## Problèmes
1/ Imprimez tel quel le passage de l'article sur la condamnation des Pussy Riot qui commence par "Vendredi 17 août, un" et se poursuit jusqu'à "scène en vidéo).".
2/ Selon l'article sur la condamnation des Pussy Riot, de quoi Garry Kasparov est-il accusé lors de son arrestation ?

── Extrait du document

Vendredi 17 août, un tribunal de Moscou condamne Nadejda Tolokonnikova, Ekaterina Samoutsevitch et Maria Alekhina, trois membres du groupe punk Pussy Riot à deux ans d’emprisonnement dans un camp. Leur faute ? Avoir chanté dans une église un texte anti-Poutine (voir la scène en vidéo).

Si les sbires du souverain président russe sont toujours aussi actifs pour verrouiller tout soubresaut d’opposition, la condamnation se justifie officiellement par le désordre provoqué dans un lieu de culte : « Les Pussy Riot se sont mises en scène d’une façon qui choque les croyants dans leur foi », a déclaré la juge avant d’accuser les trois punkettes d’avoir « violé l’ordre public » par des actes « d’hooliganisme » et de « vandalisme motivé par la haine religieuse ».

Le verdict ? Deux ans d’emprisonnement dans un camp. Le jugement, disproportionné selon l’opinion publique mondiale, a provoqué une cascades de réactions. Voici les principales à retenir en ce mardi 21 août.

Moscou empêtré

Direction la salle du tribunal d’abord où l’annonce du verdict a suscité une certaine agitation : « C’est une honte ! C’est une injustice ! », ont scandé plusieurs personnes pendant que Nadejda Tolokonnikova souriait en apprenant sa condamnation.

A l’extérieur du tribunal, les Pussy Riot pouvaient compter sur le soutien de plusieurs manifestants moscovites dont Garry Kasparov, ancien champion du monde d’échec. Il a été interpellé par la police, en compagnie d’une trentaine d’autres « dissidents ». Garry Kasparov est accusé d’avoir mordu un policier lors de son arrestation. Il encourt cinq années d’emprisonnement dans les camps.

« On peut voir dans de nombreuses vidéos circulant sur Internet que des policiers m’ont interpellé au moment où je parlais à des journalistes et qu’ils m’ont ensuite frappé. De nombreux enregistrements vidéo et photos démentent aussi les accusations portées contre moi par la police, selon laquelle j’ai agressé un policier et l’ai mordu à la main. » (Libération, 20/082012)

────
── Données sources

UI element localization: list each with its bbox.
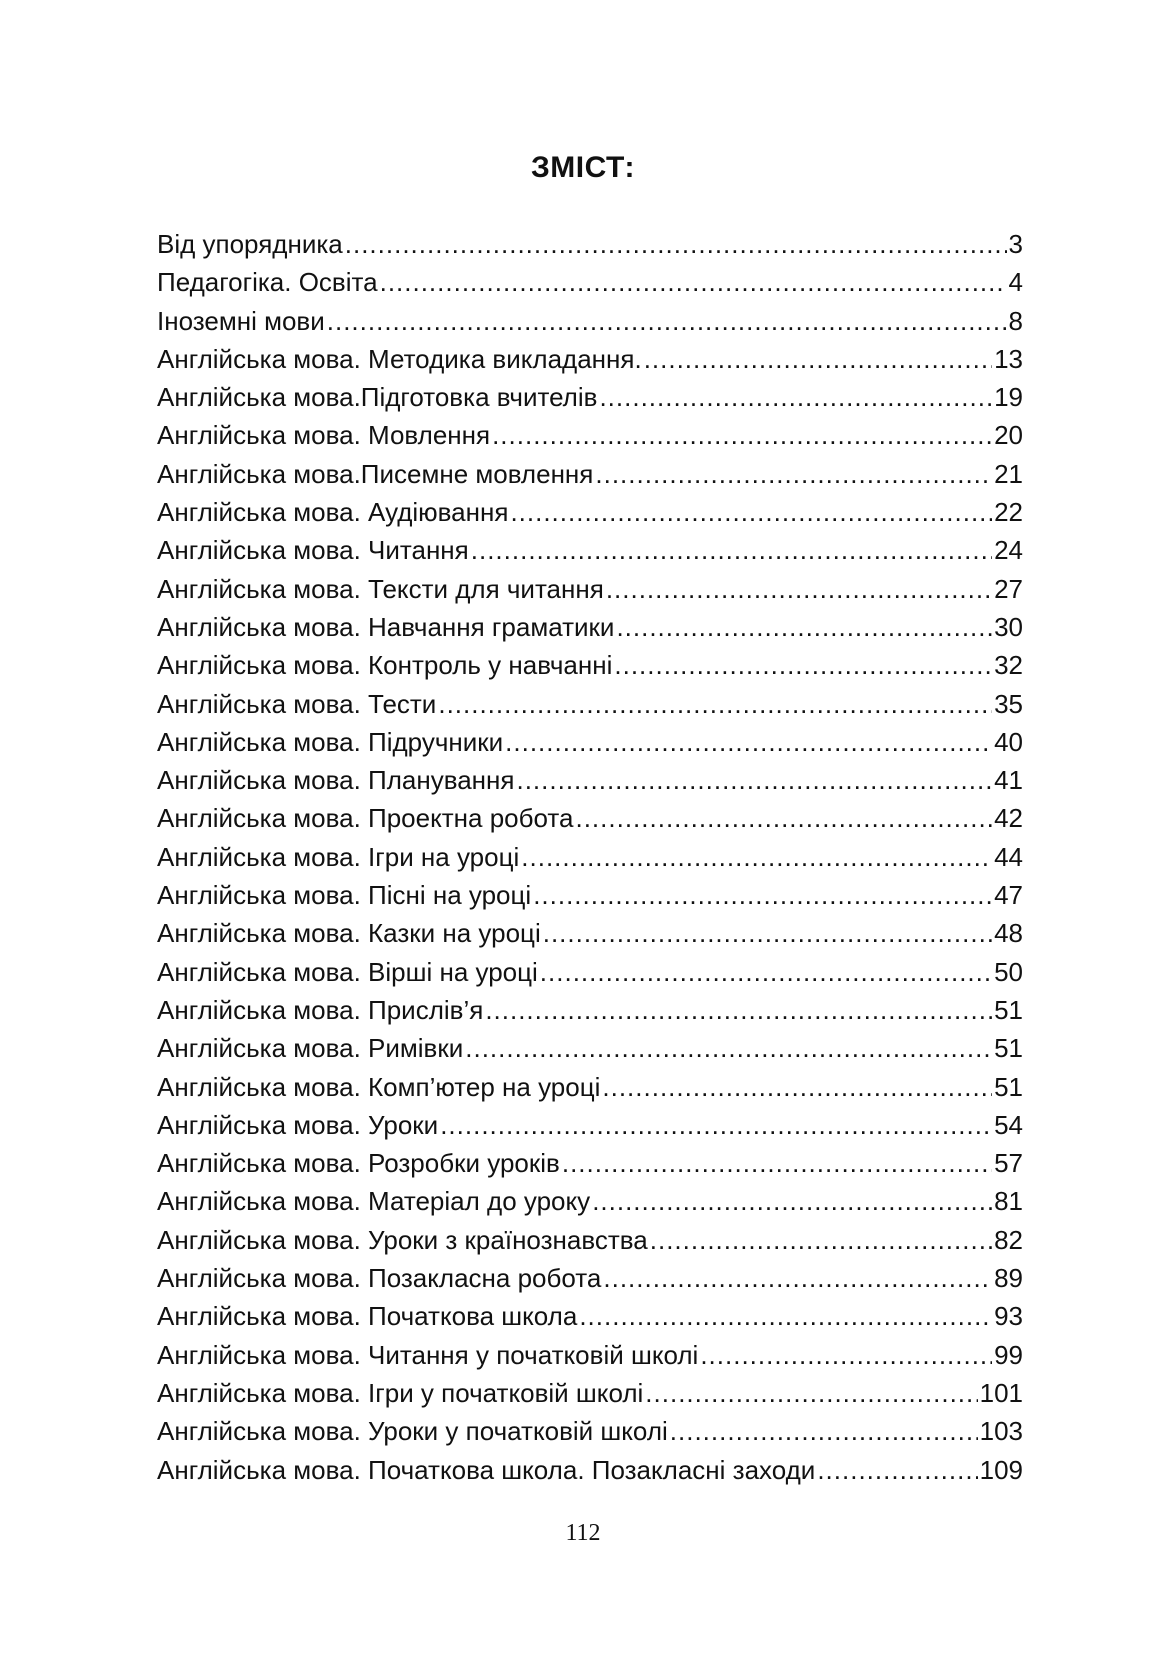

────

## Liste des réponses
1/
Vendredi 17 août, un tribunal de Moscou condamne Nadejda Tolokonnikova, Ekaterina Samoutsevitch et Maria Alekhina, trois membres du groupe punk Pussy Riot à deux ans d’emprisonnement dans un camp. Leur faute ? Avoir chanté dans une église un texte anti-Poutine (voir la scène en vidéo).

2/ D'avoir mordu un policier.